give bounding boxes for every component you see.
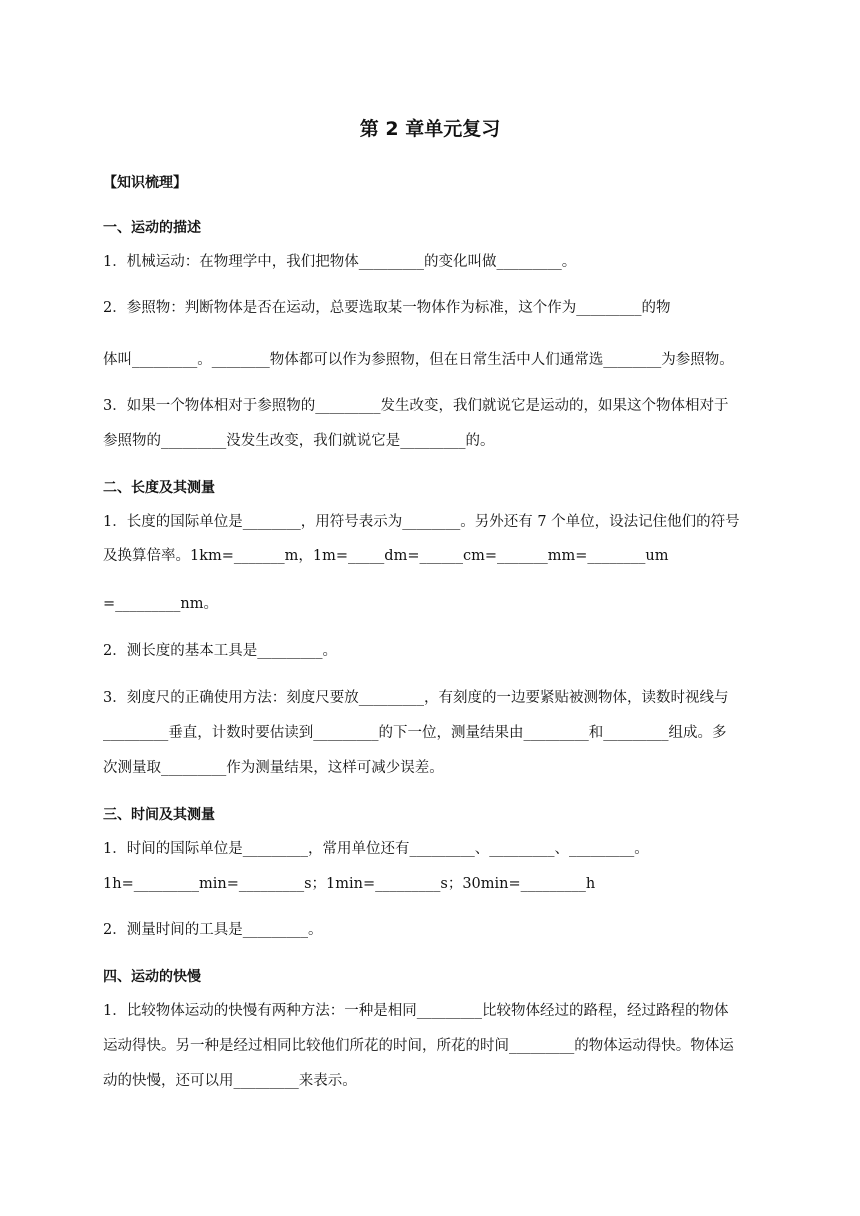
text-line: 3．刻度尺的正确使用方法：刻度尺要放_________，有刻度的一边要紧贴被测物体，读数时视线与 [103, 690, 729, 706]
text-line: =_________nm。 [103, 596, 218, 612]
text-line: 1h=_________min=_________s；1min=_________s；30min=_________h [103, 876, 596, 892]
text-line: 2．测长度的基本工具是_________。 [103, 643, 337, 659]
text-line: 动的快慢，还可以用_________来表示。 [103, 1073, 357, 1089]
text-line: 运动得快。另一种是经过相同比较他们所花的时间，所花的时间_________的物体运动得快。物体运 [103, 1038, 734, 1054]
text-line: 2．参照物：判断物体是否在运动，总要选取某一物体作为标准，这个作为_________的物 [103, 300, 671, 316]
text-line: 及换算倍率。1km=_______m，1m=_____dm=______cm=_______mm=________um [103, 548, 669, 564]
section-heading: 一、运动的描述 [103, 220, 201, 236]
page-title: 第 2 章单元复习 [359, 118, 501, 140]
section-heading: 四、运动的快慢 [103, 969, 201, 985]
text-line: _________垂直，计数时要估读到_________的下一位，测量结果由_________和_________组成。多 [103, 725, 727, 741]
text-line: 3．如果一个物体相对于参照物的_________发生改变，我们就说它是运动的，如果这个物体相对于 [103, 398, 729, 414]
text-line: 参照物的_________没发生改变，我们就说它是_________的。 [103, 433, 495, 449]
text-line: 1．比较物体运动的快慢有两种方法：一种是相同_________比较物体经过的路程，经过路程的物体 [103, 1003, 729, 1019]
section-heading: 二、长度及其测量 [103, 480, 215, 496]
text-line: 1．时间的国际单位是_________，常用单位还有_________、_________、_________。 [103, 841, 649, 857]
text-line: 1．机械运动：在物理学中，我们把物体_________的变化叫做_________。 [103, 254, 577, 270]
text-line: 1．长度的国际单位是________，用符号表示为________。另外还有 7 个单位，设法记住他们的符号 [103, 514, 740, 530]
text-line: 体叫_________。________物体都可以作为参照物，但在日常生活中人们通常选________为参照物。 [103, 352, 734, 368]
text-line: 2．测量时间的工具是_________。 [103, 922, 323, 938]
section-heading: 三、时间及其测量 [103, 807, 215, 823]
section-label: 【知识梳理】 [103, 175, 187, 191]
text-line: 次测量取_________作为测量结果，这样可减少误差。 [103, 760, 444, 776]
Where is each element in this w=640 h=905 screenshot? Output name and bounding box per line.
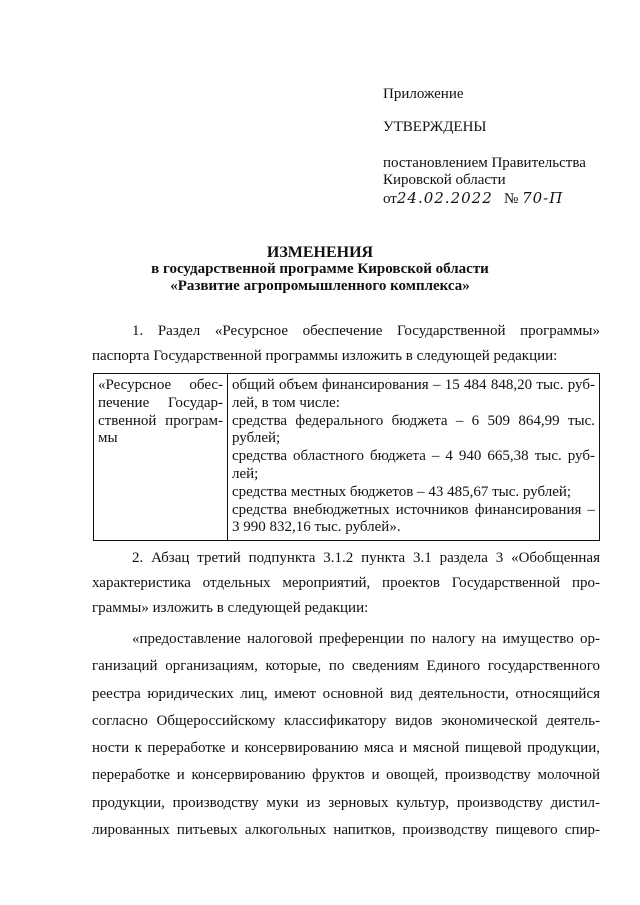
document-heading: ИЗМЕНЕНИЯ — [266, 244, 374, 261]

* _WHAT TO WORK ON_:
Output every line of the material above as a JSON list of strings, one string per line, skipping blank lines and leaving out the picture placeholders.

* _REPLY TO THE EXERCISE_:
[
  "give bounding boxes for every component you see.",
  "text-line: 3．刻度尺的正确使用方法：刻度尺要放_________，有刻度的一边要紧贴被测物体，读数时视线与 [103, 690, 729, 706]",
  "text-line: =_________nm。 [103, 596, 218, 612]",
  "text-line: 1h=_________min=_________s；1min=_________s；30min=_________h [103, 876, 596, 892]",
  "text-line: 2．测长度的基本工具是_________。 [103, 643, 337, 659]",
  "text-line: 动的快慢，还可以用_________来表示。 [103, 1073, 357, 1089]",
  "text-line: 运动得快。另一种是经过相同比较他们所花的时间，所花的时间_________的物体运动得快。物体运 [103, 1038, 734, 1054]",
  "text-line: 2．参照物：判断物体是否在运动，总要选取某一物体作为标准，这个作为_________的物 [103, 300, 671, 316]",
  "text-line: 及换算倍率。1km=_______m，1m=_____dm=______cm=_______mm=________um [103, 548, 669, 564]",
  "section-heading: 一、运动的描述 [103, 220, 201, 236]",
  "page-title: 第 2 章单元复习 [359, 118, 501, 140]",
  "section-heading: 四、运动的快慢 [103, 969, 201, 985]",
  "text-line: _________垂直，计数时要估读到_________的下一位，测量结果由_________和_________组成。多 [103, 725, 727, 741]",
  "text-line: 3．如果一个物体相对于参照物的_________发生改变，我们就说它是运动的，如果这个物体相对于 [103, 398, 729, 414]",
  "text-line: 参照物的_________没发生改变，我们就说它是_________的。 [103, 433, 495, 449]",
  "text-line: 1．比较物体运动的快慢有两种方法：一种是相同_________比较物体经过的路程，经过路程的物体 [103, 1003, 729, 1019]",
  "section-heading: 二、长度及其测量 [103, 480, 215, 496]",
  "text-line: 1．时间的国际单位是_________，常用单位还有_________、_________、_________。 [103, 841, 649, 857]",
  "text-line: 1．机械运动：在物理学中，我们把物体_________的变化叫做_________。 [103, 254, 577, 270]",
  "text-line: 1．长度的国际单位是________，用符号表示为________。另外还有 7 个单位，设法记住他们的符号 [103, 514, 740, 530]",
  "text-line: 体叫_________。________物体都可以作为参照物，但在日常生活中人们通常选________为参照物。 [103, 352, 734, 368]",
  "text-line: 2．测量时间的工具是_________。 [103, 922, 323, 938]",
  "section-heading: 三、时间及其测量 [103, 807, 215, 823]",
  "section-label: 【知识梳理】 [103, 175, 187, 191]",
  "text-line: 次测量取_________作为测量结果，这样可减少误差。 [103, 760, 444, 776]",
  "Where is each element in this w=640 h=905 screenshot? Output name and bounding box per line.",
  "document-heading: ИЗМЕНЕНИЯ — [266, 244, 374, 261]"
]